▶ _Exercise_:
Report the number of lines that include "ампулу", with no additional text.

Dataset items
--- begin ---

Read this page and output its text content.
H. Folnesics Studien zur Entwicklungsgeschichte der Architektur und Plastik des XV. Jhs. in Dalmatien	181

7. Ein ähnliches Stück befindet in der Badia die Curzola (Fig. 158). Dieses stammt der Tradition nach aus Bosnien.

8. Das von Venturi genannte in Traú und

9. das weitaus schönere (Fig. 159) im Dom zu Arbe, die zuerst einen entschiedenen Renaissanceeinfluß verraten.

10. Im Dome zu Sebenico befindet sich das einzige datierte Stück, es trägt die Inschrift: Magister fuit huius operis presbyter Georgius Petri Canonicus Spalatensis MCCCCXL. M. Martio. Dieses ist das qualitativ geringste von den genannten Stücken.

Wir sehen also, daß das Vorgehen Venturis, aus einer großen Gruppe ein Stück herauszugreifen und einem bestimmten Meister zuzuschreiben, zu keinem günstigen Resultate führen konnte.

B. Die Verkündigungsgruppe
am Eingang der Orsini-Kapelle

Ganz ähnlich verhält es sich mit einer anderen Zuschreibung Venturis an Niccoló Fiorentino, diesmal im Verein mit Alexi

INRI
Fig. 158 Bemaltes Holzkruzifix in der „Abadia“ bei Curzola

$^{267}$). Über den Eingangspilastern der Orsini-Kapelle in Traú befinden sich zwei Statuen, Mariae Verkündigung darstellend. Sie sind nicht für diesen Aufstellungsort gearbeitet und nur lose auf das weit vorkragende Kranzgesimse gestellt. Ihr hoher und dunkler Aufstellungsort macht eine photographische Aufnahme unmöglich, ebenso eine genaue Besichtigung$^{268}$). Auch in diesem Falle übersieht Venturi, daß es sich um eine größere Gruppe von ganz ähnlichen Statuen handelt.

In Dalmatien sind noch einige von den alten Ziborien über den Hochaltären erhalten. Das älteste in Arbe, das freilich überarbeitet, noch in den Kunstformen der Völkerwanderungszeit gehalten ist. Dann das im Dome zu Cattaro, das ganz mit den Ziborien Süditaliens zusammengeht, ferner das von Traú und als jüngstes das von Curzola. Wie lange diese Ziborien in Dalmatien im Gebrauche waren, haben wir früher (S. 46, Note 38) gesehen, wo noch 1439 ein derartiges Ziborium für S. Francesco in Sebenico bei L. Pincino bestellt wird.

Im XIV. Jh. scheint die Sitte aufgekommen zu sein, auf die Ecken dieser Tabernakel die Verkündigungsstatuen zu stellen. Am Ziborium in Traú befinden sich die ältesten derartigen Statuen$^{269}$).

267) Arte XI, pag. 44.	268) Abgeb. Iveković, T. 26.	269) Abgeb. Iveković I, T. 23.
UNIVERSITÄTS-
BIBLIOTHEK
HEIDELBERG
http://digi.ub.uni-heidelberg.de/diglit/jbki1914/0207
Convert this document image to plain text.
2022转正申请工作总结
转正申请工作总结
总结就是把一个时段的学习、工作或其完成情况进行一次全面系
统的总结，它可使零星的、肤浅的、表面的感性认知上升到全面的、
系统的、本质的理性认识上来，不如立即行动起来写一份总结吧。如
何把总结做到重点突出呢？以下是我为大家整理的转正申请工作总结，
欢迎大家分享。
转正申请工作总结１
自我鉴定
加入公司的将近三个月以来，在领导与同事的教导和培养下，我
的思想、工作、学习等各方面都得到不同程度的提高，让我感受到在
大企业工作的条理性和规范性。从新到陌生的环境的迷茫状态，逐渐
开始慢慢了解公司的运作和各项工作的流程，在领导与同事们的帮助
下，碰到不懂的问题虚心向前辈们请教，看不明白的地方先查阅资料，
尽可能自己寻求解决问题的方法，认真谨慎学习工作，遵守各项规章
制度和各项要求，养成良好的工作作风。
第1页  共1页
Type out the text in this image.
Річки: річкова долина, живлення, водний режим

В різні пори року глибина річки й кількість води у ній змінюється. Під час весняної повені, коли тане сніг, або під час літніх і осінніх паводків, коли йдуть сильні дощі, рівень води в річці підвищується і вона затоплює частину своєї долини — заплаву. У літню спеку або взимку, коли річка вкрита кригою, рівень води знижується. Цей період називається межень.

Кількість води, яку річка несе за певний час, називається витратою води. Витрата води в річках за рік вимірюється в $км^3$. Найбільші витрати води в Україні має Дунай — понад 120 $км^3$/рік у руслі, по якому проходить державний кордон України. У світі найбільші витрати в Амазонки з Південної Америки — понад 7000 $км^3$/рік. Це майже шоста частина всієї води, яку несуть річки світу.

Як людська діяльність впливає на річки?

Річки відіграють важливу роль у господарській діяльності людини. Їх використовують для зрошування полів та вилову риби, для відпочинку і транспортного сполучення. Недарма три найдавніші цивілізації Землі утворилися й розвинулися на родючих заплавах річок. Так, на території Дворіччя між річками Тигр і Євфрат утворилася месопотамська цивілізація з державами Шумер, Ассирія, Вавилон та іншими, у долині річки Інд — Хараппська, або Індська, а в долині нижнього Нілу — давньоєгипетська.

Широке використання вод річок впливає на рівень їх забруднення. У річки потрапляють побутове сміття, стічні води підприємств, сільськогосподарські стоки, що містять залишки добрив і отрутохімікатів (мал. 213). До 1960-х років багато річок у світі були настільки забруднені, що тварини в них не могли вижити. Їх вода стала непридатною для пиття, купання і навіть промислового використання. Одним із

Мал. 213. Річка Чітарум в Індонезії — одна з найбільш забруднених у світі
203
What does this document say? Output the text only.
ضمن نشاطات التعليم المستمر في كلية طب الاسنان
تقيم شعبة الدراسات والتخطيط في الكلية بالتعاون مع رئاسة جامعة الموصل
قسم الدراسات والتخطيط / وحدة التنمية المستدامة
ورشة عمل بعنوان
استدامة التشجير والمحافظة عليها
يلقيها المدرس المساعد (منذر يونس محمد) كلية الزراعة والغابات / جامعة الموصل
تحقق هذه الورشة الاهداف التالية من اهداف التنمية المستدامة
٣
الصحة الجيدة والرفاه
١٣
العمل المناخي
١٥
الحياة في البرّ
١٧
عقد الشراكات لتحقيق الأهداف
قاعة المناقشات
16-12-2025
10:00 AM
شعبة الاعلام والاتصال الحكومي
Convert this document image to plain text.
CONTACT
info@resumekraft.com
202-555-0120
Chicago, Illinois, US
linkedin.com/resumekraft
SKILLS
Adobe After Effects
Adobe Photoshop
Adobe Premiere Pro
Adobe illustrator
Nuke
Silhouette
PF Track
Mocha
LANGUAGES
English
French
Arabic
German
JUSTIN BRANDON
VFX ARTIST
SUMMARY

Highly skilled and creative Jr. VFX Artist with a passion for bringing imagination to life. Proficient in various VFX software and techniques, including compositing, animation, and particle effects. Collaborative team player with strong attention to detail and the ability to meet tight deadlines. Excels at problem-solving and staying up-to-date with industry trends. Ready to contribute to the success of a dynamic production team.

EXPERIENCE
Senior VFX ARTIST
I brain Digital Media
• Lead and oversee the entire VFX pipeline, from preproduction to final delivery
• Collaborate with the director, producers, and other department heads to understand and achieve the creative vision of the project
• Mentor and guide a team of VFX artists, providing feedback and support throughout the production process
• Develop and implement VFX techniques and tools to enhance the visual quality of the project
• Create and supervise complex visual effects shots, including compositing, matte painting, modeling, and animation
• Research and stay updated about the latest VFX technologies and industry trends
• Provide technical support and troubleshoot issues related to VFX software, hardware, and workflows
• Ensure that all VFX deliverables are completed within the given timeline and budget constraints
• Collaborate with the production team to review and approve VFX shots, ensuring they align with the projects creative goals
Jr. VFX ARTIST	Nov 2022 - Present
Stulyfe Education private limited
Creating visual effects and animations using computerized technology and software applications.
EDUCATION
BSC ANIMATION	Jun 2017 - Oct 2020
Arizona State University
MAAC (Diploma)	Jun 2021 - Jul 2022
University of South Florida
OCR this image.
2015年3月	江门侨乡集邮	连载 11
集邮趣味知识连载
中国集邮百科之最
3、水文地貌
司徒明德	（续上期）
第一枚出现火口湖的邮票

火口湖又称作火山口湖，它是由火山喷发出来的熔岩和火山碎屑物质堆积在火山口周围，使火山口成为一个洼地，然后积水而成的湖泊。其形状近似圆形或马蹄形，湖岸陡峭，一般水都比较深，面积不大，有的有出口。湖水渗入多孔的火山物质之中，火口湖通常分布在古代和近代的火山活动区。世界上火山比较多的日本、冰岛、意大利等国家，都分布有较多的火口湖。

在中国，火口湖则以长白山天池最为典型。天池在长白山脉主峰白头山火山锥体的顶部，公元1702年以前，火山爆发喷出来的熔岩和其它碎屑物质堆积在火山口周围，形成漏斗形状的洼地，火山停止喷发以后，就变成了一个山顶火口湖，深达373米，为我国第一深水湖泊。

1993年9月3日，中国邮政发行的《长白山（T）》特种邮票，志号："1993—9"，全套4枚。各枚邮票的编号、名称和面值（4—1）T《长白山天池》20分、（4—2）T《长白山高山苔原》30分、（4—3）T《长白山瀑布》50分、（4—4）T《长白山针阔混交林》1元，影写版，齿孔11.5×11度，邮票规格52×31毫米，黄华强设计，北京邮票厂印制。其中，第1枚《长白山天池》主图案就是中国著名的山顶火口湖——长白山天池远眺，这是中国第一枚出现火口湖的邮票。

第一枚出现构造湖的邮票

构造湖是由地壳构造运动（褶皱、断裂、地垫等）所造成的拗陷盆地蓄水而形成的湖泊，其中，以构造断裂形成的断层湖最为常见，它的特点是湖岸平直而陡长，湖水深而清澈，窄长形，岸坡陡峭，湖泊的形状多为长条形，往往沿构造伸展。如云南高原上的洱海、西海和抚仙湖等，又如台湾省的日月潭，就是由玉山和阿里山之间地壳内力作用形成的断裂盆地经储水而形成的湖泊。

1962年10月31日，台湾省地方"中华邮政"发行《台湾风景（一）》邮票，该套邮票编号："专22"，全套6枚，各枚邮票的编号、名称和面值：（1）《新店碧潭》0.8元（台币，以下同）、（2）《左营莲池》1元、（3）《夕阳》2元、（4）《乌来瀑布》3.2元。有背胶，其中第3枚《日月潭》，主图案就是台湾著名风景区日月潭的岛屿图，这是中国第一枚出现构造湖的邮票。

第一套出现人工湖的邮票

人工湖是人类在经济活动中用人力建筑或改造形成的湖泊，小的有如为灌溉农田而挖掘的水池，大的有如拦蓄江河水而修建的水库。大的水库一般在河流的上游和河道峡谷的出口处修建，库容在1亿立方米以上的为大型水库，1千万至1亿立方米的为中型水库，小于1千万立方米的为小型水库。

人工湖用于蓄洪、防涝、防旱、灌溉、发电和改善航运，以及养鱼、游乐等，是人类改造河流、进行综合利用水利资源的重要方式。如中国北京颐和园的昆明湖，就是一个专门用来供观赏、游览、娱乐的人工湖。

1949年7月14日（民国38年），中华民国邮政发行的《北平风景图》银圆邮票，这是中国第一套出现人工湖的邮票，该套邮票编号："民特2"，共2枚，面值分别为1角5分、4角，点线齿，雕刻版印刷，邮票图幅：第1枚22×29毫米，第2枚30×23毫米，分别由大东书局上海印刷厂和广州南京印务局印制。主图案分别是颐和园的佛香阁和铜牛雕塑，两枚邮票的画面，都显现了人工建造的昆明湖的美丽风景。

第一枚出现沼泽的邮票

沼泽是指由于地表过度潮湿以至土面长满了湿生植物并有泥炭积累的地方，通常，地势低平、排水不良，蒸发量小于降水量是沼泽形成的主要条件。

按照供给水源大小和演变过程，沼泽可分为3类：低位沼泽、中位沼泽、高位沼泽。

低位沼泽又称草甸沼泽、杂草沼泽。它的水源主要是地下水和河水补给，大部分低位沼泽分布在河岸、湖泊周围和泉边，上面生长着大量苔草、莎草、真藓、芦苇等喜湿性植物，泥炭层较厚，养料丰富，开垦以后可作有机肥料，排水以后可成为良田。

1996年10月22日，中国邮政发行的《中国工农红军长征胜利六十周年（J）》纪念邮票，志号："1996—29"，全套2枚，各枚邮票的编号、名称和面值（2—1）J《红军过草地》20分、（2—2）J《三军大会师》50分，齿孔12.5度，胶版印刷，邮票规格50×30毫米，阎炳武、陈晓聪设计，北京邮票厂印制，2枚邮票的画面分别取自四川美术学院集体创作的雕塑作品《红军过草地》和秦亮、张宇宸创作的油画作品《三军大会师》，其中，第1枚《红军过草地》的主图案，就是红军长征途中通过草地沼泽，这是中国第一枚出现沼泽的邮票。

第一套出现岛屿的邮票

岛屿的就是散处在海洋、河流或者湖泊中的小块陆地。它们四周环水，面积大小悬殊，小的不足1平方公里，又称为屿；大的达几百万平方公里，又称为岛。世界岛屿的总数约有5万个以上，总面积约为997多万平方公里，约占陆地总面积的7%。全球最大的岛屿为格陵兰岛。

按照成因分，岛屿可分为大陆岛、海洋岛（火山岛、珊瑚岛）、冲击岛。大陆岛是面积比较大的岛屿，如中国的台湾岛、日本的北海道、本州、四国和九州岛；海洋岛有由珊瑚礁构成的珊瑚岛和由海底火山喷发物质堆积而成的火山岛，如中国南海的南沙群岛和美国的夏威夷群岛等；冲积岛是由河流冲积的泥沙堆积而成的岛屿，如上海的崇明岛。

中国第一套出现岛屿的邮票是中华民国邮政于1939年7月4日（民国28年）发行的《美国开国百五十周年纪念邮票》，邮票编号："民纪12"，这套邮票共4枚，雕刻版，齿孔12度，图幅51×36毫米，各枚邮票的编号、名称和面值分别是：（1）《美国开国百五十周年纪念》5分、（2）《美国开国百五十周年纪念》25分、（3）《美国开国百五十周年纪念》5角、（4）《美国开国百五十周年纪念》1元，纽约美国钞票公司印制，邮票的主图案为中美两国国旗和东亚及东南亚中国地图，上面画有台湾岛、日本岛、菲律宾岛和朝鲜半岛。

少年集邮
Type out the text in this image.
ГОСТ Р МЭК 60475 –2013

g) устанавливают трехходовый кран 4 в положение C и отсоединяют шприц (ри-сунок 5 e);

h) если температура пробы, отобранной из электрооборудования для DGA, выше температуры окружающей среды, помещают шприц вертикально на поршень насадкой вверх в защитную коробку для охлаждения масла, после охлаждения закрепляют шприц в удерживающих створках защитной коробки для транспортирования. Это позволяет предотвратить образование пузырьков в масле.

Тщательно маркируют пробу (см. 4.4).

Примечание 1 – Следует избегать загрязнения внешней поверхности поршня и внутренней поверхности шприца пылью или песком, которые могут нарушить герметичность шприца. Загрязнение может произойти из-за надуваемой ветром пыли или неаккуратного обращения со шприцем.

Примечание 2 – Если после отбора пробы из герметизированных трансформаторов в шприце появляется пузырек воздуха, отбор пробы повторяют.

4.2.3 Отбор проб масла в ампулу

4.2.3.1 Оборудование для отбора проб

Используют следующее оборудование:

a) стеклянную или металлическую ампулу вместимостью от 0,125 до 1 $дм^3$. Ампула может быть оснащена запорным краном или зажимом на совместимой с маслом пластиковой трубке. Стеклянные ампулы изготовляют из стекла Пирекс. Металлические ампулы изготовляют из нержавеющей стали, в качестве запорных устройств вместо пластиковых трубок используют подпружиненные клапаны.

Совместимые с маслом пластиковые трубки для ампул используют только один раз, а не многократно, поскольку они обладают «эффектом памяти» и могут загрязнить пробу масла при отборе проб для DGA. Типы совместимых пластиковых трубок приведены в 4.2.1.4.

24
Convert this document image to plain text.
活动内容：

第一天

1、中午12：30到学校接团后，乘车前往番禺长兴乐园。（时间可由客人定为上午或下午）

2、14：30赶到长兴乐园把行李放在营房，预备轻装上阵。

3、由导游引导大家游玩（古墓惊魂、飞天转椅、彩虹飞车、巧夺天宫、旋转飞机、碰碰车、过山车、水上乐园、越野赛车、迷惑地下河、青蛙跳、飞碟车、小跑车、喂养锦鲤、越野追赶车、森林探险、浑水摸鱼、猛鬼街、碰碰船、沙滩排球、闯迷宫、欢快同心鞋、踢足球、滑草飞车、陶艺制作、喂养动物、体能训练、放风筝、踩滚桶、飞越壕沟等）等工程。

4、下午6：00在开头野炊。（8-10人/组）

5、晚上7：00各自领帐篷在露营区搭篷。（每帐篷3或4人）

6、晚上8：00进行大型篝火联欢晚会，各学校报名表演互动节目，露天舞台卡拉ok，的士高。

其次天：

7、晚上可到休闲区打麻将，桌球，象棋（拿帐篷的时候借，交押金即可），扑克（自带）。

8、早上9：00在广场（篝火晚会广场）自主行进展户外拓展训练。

--- end ---

▶ _Solution to the problem_:
2